(Extracted records)
---

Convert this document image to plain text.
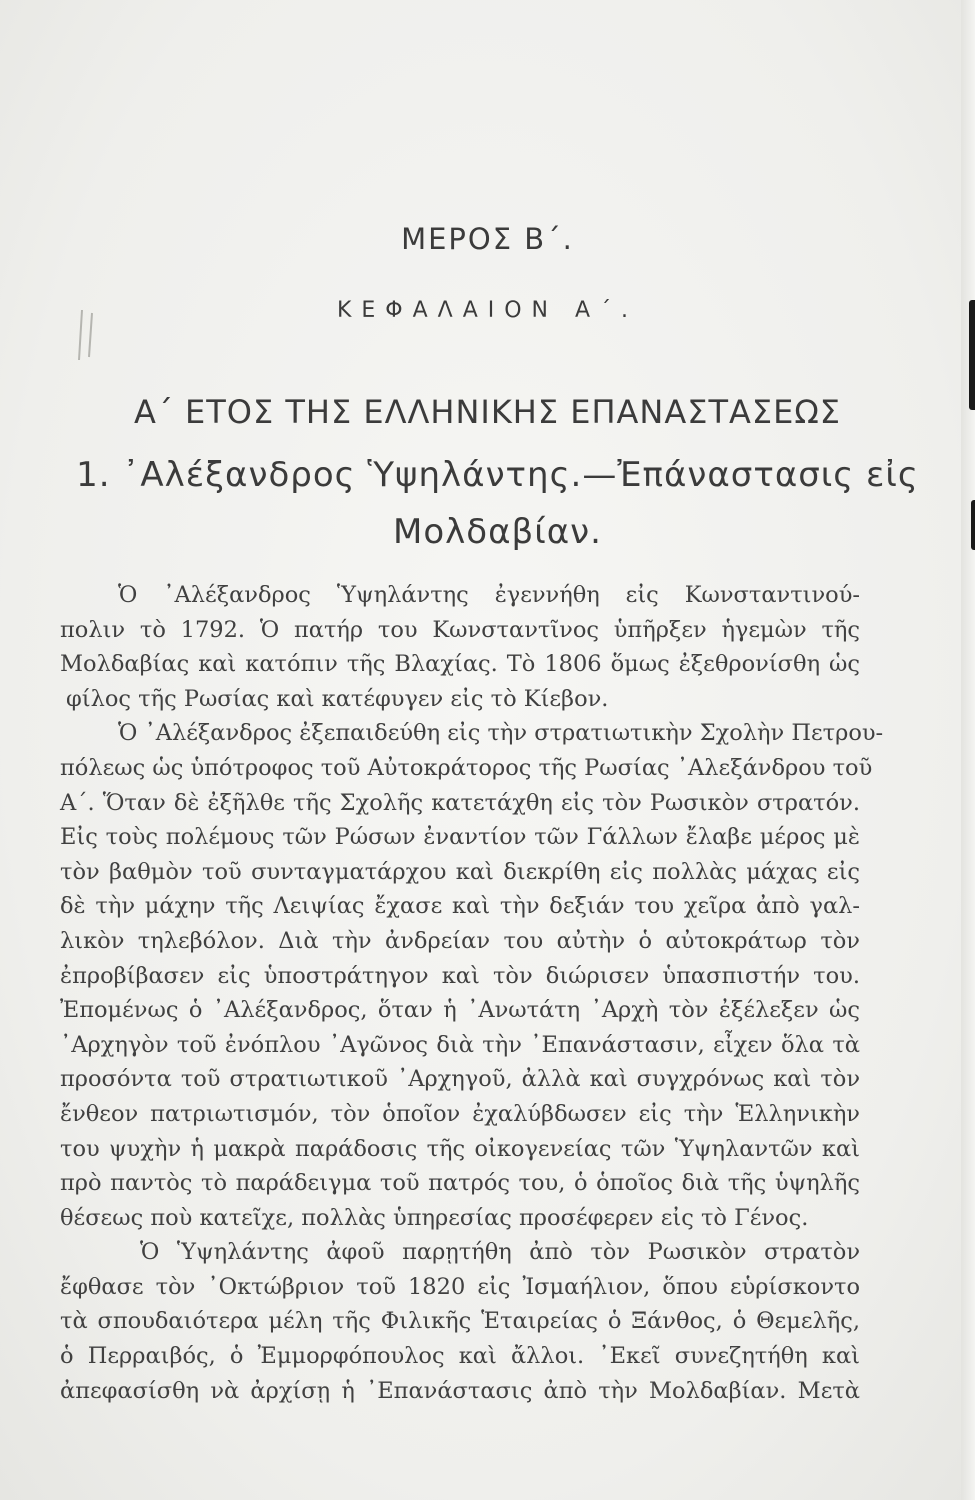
ΜΕΡΟΣ Β΄.
ΚΕΦΑΛΑΙΟΝ Α΄.
Α΄ ΕΤΟΣ ΤΗΣ ΕΛΛΗΝΙΚΗΣ ΕΠΑΝΑΣΤΑΣΕΩΣ
1. ᾿Αλέξανδρος Ὑψηλάντης.—Ἐπάναστασις εἰς
Μολδαβίαν.
Ὁ ᾿Αλέξανδρος Ὑψηλάντης ἐγεννήθη εἰς Κωνσταντινού-
πολιν τὸ 1792. Ὁ πατήρ του Κωνσταντῖνος ὑπῆρξεν ἡγεμὼν τῆς
Μολδαβίας καὶ κατόπιν τῆς Βλαχίας. Τὸ 1806 ὅμως ἐξεθρονίσθη ὡς
φίλος τῆς Ρωσίας καὶ κατέφυγεν εἰς τὸ Κίεβον.
Ὁ ᾿Αλέξανδρος ἐξεπαιδεύθη εἰς τὴν στρατιωτικὴν Σχολὴν Πετρου-
πόλεως ὡς ὑπότροφος τοῦ Αὐτοκράτορος τῆς Ρωσίας ᾿Αλεξάνδρου τοῦ
Α΄. Ὅταν δὲ ἐξῆλθε τῆς Σχολῆς κατετάχθη εἰς τὸν Ρωσικὸν στρατόν.
Εἰς τοὺς πολέμους τῶν Ρώσων ἐναντίον τῶν Γάλλων ἔλαβε μέρος μὲ
τὸν βαθμὸν τοῦ συνταγματάρχου καὶ διεκρίθη εἰς πολλὰς μάχας εἰς
δὲ τὴν μάχην τῆς Λειψίας ἔχασε καὶ τὴν δεξιάν του χεῖρα ἀπὸ γαλ-
λικὸν τηλεβόλον. Διὰ τὴν ἀνδρείαν του αὐτὴν ὁ αὐτοκράτωρ τὸν
ἐπροβίβασεν εἰς ὑποστράτηγον καὶ τὸν διώρισεν ὑπασπιστήν του.
Ἐπομένως ὁ ᾿Αλέξανδρος, ὅταν ἡ ᾿Ανωτάτη ᾿Αρχὴ τὸν ἐξέλεξεν ὡς
᾿Αρχηγὸν τοῦ ἐνόπλου ᾿Αγῶνος διὰ τὴν ᾿Επανάστασιν, εἶχεν ὅλα τὰ
προσόντα τοῦ στρατιωτικοῦ ᾿Αρχηγοῦ, ἀλλὰ καὶ συγχρόνως καὶ τὸν
ἔνθεον πατριωτισμόν, τὸν ὁποῖον ἐχαλύβδωσεν εἰς τὴν Ἑλληνικὴν
του ψυχὴν ἡ μακρὰ παράδοσις τῆς οἰκογενείας τῶν Ὑψηλαντῶν καὶ
πρὸ παντὸς τὸ παράδειγμα τοῦ πατρός του, ὁ ὁποῖος διὰ τῆς ὑψηλῆς
θέσεως ποὺ κατεῖχε, πολλὰς ὑπηρεσίας προσέφερεν εἰς τὸ Γένος.
Ὁ Ὑψηλάντης ἀφοῦ παρῃτήθη ἀπὸ τὸν Ρωσικὸν στρατὸν
ἔφθασε τὸν ᾿Οκτώβριον τοῦ 1820 εἰς Ἰσμαήλιον, ὅπου εὑρίσκοντο
τὰ σπουδαιότερα μέλη τῆς Φιλικῆς Ἑταιρείας ὁ Ξάνθος, ὁ Θεμελῆς,
ὁ Περραιβός, ὁ Ἐμμορφόπουλος καὶ ἄλλοι. ᾿Εκεῖ συνεζητήθη καὶ
ἀπεφασίσθη νὰ ἀρχίσῃ ἡ ᾿Επανάστασις ἀπὸ τὴν Μολδαβίαν. Μετὰ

---

(What this task involves): Pictures stay out of the copy; please restate every record above exactly.

(Answer to the problem):
Convert this document image to plain text.
ΜΕΡΟΣ Β΄.
ΚΕΦΑΛΑΙΟΝ Α΄.
Α΄ ΕΤΟΣ ΤΗΣ ΕΛΛΗΝΙΚΗΣ ΕΠΑΝΑΣΤΑΣΕΩΣ
1. ᾿Αλέξανδρος Ὑψηλάντης.—Ἐπάναστασις εἰς
Μολδαβίαν.
Ὁ ᾿Αλέξανδρος Ὑψηλάντης ἐγεννήθη εἰς Κωνσταντινού-
πολιν τὸ 1792. Ὁ πατήρ του Κωνσταντῖνος ὑπῆρξεν ἡγεμὼν τῆς
Μολδαβίας καὶ κατόπιν τῆς Βλαχίας. Τὸ 1806 ὅμως ἐξεθρονίσθη ὡς
φίλος τῆς Ρωσίας καὶ κατέφυγεν εἰς τὸ Κίεβον.
Ὁ ᾿Αλέξανδρος ἐξεπαιδεύθη εἰς τὴν στρατιωτικὴν Σχολὴν Πετρου-
πόλεως ὡς ὑπότροφος τοῦ Αὐτοκράτορος τῆς Ρωσίας ᾿Αλεξάνδρου τοῦ
Α΄. Ὅταν δὲ ἐξῆλθε τῆς Σχολῆς κατετάχθη εἰς τὸν Ρωσικὸν στρατόν.
Εἰς τοὺς πολέμους τῶν Ρώσων ἐναντίον τῶν Γάλλων ἔλαβε μέρος μὲ
τὸν βαθμὸν τοῦ συνταγματάρχου καὶ διεκρίθη εἰς πολλὰς μάχας εἰς
δὲ τὴν μάχην τῆς Λειψίας ἔχασε καὶ τὴν δεξιάν του χεῖρα ἀπὸ γαλ-
λικὸν τηλεβόλον. Διὰ τὴν ἀνδρείαν του αὐτὴν ὁ αὐτοκράτωρ τὸν
ἐπροβίβασεν εἰς ὑποστράτηγον καὶ τὸν διώρισεν ὑπασπιστήν του.
Ἐπομένως ὁ ᾿Αλέξανδρος, ὅταν ἡ ᾿Ανωτάτη ᾿Αρχὴ τὸν ἐξέλεξεν ὡς
᾿Αρχηγὸν τοῦ ἐνόπλου ᾿Αγῶνος διὰ τὴν ᾿Επανάστασιν, εἶχεν ὅλα τὰ
προσόντα τοῦ στρατιωτικοῦ ᾿Αρχηγοῦ, ἀλλὰ καὶ συγχρόνως καὶ τὸν
ἔνθεον πατριωτισμόν, τὸν ὁποῖον ἐχαλύβδωσεν εἰς τὴν Ἑλληνικὴν
του ψυχὴν ἡ μακρὰ παράδοσις τῆς οἰκογενείας τῶν Ὑψηλαντῶν καὶ
πρὸ παντὸς τὸ παράδειγμα τοῦ πατρός του, ὁ ὁποῖος διὰ τῆς ὑψηλῆς
θέσεως ποὺ κατεῖχε, πολλὰς ὑπηρεσίας προσέφερεν εἰς τὸ Γένος.
Ὁ Ὑψηλάντης ἀφοῦ παρῃτήθη ἀπὸ τὸν Ρωσικὸν στρατὸν
ἔφθασε τὸν ᾿Οκτώβριον τοῦ 1820 εἰς Ἰσμαήλιον, ὅπου εὑρίσκοντο
τὰ σπουδαιότερα μέλη τῆς Φιλικῆς Ἑταιρείας ὁ Ξάνθος, ὁ Θεμελῆς,
ὁ Περραιβός, ὁ Ἐμμορφόπουλος καὶ ἄλλοι. ᾿Εκεῖ συνεζητήθη καὶ
ἀπεφασίσθη νὰ ἀρχίσῃ ἡ ᾿Επανάστασις ἀπὸ τὴν Μολδαβίαν. Μετὰ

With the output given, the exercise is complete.